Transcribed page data
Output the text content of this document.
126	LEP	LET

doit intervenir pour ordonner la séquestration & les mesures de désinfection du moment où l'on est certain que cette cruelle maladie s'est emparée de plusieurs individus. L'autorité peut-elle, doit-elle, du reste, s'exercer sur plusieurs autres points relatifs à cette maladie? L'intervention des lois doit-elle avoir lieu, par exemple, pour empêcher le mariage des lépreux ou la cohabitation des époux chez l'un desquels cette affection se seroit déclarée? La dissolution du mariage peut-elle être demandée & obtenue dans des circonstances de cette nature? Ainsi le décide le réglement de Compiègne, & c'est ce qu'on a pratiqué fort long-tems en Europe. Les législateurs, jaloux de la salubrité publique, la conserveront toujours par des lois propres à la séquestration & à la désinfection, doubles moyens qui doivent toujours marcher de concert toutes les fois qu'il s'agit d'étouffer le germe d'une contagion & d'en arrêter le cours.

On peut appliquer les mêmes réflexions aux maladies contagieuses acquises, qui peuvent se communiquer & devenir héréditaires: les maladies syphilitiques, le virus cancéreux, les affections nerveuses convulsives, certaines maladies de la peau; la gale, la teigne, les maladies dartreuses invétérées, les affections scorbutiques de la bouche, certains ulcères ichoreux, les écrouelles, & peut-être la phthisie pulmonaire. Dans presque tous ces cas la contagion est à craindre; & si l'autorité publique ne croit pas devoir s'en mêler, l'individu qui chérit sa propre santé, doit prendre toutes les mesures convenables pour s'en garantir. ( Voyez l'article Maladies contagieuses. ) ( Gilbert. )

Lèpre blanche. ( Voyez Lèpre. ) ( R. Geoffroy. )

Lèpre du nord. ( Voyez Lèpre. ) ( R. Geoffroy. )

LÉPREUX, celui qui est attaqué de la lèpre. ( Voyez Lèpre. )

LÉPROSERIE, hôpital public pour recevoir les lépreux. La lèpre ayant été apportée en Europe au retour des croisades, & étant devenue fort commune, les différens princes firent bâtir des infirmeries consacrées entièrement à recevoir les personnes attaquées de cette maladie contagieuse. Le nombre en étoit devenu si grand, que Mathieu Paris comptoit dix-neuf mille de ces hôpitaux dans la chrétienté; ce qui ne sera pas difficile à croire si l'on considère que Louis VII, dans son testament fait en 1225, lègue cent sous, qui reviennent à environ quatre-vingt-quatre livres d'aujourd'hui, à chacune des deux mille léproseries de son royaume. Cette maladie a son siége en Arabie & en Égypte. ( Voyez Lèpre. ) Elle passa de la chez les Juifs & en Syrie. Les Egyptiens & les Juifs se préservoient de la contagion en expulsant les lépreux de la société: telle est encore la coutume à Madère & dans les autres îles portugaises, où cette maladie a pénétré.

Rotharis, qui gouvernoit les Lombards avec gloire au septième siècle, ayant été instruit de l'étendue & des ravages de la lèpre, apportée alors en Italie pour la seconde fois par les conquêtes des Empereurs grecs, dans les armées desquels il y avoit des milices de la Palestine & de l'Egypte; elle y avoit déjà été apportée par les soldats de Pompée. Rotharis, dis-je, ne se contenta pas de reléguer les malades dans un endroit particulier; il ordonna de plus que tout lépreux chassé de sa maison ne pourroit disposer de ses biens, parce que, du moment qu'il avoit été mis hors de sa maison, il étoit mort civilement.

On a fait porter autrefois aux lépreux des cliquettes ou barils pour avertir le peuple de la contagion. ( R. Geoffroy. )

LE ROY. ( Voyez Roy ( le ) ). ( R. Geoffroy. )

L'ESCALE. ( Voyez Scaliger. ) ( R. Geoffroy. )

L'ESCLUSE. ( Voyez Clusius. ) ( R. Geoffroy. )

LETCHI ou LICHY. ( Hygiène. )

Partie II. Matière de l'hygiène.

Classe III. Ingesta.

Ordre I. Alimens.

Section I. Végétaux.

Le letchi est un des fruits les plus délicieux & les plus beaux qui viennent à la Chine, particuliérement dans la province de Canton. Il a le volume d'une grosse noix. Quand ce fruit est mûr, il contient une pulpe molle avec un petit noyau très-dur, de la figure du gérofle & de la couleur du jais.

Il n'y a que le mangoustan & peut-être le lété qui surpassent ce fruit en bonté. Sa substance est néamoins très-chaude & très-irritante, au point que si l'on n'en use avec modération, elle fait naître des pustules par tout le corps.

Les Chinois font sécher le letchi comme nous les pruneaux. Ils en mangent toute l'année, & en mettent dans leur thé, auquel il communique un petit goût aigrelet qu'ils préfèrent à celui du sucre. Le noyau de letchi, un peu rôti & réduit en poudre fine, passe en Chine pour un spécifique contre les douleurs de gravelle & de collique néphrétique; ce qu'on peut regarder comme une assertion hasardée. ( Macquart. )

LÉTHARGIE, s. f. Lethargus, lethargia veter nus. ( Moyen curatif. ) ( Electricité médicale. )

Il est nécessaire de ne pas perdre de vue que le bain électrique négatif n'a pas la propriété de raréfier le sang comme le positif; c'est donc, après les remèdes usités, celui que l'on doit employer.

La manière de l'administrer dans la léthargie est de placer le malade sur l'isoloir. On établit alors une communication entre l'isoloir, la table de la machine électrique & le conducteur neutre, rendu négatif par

--

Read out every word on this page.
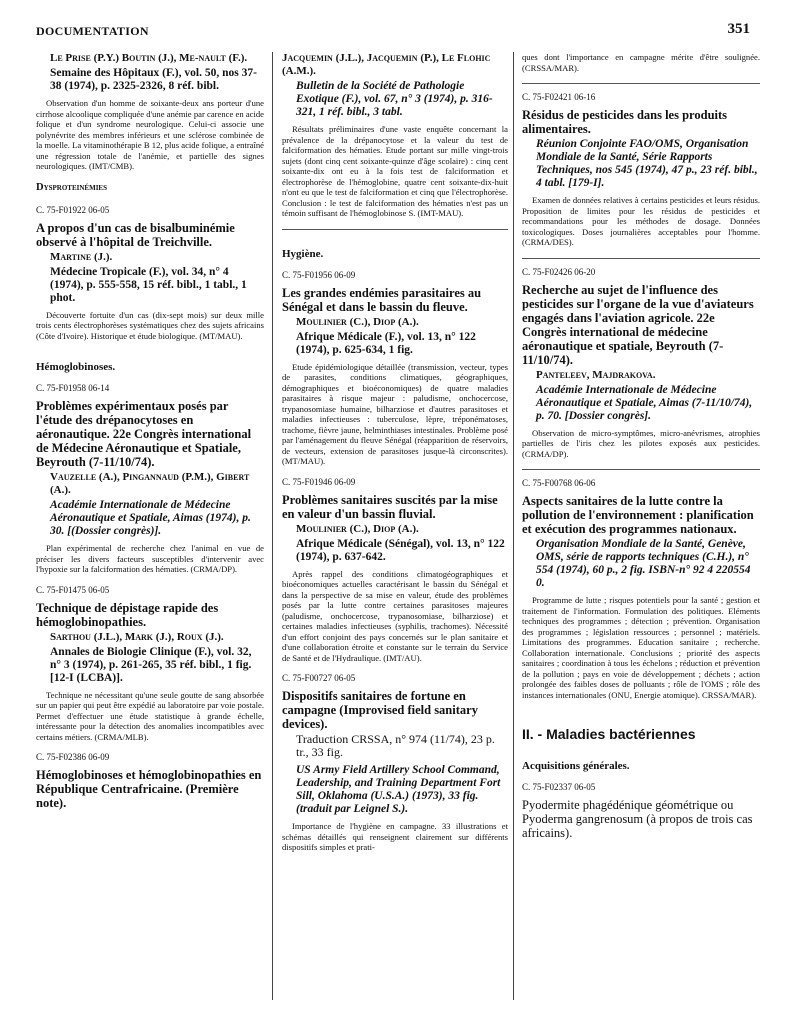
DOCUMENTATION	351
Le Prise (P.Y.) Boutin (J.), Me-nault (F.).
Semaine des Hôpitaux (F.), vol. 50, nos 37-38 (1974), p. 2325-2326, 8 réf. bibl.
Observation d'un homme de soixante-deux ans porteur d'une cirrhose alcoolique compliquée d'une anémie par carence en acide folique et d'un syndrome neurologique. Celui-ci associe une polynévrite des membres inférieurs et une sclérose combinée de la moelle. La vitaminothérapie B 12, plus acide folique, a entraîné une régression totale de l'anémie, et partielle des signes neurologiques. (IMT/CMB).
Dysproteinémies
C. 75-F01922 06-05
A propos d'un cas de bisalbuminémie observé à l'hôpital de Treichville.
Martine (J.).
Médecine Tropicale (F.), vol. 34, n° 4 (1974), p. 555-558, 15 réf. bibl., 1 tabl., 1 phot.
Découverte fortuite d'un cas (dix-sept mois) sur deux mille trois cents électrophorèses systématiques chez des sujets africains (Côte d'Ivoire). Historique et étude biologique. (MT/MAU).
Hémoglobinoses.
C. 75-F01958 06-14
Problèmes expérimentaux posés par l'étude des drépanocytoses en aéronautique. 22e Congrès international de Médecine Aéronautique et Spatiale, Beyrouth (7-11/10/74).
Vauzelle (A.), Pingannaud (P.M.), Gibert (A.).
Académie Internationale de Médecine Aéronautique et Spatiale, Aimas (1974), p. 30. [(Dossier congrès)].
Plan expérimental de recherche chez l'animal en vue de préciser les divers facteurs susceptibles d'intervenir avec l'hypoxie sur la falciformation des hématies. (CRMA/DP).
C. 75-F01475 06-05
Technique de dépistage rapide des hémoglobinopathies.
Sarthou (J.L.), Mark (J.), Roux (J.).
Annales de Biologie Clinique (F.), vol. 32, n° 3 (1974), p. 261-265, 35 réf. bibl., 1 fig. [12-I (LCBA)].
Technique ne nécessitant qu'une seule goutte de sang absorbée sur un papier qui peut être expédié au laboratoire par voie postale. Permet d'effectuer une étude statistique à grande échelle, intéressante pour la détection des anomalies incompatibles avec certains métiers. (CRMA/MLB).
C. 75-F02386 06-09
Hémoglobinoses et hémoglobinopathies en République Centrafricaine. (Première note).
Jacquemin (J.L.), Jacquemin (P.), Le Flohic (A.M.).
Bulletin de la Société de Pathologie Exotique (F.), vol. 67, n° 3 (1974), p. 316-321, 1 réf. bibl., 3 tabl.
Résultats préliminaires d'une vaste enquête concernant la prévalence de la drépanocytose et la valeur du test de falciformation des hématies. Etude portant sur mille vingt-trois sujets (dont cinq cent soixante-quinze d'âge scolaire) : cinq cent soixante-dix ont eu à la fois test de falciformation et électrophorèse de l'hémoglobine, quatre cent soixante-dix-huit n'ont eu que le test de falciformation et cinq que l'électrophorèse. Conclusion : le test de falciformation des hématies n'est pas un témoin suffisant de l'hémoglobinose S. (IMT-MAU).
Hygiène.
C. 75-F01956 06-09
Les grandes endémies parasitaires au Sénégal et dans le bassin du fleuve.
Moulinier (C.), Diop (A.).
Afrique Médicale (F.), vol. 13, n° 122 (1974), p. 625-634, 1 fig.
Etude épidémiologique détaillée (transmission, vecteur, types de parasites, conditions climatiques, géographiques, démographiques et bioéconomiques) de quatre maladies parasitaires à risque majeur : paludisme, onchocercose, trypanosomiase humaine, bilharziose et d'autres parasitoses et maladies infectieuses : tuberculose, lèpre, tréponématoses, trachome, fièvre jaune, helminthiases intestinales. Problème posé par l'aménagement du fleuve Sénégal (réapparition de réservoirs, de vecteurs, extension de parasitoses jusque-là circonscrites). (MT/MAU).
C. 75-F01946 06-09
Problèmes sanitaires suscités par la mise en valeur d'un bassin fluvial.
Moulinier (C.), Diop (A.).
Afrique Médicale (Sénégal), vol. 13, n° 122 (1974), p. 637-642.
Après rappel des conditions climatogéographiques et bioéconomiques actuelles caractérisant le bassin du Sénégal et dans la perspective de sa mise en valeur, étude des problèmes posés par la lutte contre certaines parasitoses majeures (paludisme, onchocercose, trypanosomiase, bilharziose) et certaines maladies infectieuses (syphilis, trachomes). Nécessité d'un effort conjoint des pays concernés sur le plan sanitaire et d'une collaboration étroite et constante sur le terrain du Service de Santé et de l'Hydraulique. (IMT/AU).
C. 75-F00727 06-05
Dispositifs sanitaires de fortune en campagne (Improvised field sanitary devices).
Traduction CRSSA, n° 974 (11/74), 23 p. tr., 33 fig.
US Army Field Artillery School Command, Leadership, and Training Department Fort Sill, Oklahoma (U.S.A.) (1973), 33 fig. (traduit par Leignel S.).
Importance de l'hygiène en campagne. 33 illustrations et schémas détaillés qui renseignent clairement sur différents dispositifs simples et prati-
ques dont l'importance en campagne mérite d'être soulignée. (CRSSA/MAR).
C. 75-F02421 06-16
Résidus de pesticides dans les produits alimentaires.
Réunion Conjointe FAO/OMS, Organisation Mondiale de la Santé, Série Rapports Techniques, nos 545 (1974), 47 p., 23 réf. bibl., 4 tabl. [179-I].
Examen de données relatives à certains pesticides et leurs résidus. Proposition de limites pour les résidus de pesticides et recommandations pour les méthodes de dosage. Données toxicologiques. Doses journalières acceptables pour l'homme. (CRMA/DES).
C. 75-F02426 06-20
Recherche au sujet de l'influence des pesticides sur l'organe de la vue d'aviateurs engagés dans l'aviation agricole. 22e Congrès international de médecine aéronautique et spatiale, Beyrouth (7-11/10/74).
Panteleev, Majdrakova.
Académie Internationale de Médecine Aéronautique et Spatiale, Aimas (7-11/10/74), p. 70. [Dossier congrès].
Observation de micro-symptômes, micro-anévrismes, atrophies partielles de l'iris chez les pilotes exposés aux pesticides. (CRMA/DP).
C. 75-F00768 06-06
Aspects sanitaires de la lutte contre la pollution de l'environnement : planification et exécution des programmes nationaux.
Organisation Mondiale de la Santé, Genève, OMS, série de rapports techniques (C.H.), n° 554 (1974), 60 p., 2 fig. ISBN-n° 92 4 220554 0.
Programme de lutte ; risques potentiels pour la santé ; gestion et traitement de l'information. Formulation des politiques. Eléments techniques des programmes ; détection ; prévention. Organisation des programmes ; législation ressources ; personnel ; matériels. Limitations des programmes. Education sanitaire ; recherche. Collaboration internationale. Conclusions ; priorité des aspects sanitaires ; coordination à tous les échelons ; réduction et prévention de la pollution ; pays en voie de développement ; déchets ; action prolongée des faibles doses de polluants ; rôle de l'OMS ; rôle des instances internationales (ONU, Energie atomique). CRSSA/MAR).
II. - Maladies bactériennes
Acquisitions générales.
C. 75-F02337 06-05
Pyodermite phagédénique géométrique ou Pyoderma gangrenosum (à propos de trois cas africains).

ABOUT THIS TASK: Check each line above for "fleuve" and return the ones that have it.

FINISHED EXERCISE:
Les grandes endémies parasitaires au Sénégal et dans le bassin du fleuve.
Etude épidémiologique détaillée (transmission, vecteur, types de parasites, conditions climatiques, géographiques, démographiques et bioéconomiques) de quatre maladies parasitaires à risque majeur : paludisme, onchocercose, trypanosomiase humaine, bilharziose et d'autres parasitoses et maladies infectieuses : tuberculose, lèpre, tréponématoses, trachome, fièvre jaune, helminthiases intestinales. Problème posé par l'aménagement du fleuve Sénégal (réapparition de réservoirs, de vecteurs, extension de parasitoses jusque-là circonscrites). (MT/MAU).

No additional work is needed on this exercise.